### WHAT TO WORK ON
Pick every line with "JSON" from the material below.

### Data records

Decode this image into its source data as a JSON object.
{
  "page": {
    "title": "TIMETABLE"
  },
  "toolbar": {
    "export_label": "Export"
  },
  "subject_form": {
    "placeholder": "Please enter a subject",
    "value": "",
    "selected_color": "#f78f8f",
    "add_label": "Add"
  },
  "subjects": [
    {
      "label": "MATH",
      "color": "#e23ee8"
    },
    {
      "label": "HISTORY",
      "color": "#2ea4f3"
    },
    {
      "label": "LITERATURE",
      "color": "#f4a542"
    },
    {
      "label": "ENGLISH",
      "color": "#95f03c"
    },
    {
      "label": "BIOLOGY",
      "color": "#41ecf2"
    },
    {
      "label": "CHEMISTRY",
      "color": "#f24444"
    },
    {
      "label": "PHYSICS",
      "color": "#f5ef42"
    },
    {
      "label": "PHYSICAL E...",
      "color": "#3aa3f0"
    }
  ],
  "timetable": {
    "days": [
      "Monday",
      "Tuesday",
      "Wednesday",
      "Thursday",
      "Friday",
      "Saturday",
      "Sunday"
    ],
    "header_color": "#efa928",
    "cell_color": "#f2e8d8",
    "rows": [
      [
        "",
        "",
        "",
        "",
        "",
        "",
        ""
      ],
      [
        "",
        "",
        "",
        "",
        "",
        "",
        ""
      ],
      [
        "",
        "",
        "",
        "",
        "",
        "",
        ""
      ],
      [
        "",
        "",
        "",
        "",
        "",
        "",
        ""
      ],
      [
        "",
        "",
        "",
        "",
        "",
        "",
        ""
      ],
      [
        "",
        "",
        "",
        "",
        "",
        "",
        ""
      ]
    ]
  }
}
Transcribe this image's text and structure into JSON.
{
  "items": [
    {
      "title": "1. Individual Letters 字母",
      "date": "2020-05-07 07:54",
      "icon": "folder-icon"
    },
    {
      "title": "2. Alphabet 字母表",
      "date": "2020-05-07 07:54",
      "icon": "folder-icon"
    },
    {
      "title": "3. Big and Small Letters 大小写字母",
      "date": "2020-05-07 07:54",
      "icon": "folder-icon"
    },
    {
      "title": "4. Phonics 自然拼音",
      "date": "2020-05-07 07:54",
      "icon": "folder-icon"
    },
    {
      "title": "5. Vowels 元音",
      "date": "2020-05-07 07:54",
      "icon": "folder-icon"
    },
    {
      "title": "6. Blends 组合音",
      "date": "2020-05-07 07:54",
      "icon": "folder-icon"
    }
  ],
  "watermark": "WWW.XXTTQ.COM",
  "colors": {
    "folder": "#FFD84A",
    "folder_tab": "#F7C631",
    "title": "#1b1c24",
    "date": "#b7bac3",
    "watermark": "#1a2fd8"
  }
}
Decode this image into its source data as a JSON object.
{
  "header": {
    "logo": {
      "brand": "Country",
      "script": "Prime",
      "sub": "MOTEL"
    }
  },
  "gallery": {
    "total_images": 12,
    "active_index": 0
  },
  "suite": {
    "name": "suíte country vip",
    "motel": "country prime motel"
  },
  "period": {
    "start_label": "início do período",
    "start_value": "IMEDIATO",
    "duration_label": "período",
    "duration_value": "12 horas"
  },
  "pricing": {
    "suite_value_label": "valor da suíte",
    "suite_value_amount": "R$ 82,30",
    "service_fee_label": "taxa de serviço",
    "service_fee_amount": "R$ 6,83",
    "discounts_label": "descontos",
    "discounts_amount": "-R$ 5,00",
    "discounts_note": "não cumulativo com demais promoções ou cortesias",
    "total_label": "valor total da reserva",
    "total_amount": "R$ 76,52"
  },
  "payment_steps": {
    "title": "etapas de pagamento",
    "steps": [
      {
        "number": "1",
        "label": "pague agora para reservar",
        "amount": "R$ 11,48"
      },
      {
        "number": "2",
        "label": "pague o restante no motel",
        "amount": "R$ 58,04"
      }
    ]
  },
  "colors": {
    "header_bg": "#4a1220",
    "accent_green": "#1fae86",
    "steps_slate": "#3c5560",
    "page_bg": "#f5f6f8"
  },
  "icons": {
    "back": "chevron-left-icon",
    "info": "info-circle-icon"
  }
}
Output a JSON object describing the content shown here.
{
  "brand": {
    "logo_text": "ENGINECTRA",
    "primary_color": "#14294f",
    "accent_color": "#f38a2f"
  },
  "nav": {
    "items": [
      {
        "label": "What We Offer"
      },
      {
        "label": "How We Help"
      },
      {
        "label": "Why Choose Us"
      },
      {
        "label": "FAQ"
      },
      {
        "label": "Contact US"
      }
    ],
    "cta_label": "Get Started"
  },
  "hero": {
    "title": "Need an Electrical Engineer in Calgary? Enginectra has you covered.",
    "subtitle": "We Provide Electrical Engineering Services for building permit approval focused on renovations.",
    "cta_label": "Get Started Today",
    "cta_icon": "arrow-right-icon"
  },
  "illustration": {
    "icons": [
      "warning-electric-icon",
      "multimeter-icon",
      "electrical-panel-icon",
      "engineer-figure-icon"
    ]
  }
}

### THE RESPONSE
Decode this image into its source data as a JSON object.
Transcribe this image's text and structure into JSON.
Decode this image into its source data as a JSON object.
Output a JSON object describing the content shown here.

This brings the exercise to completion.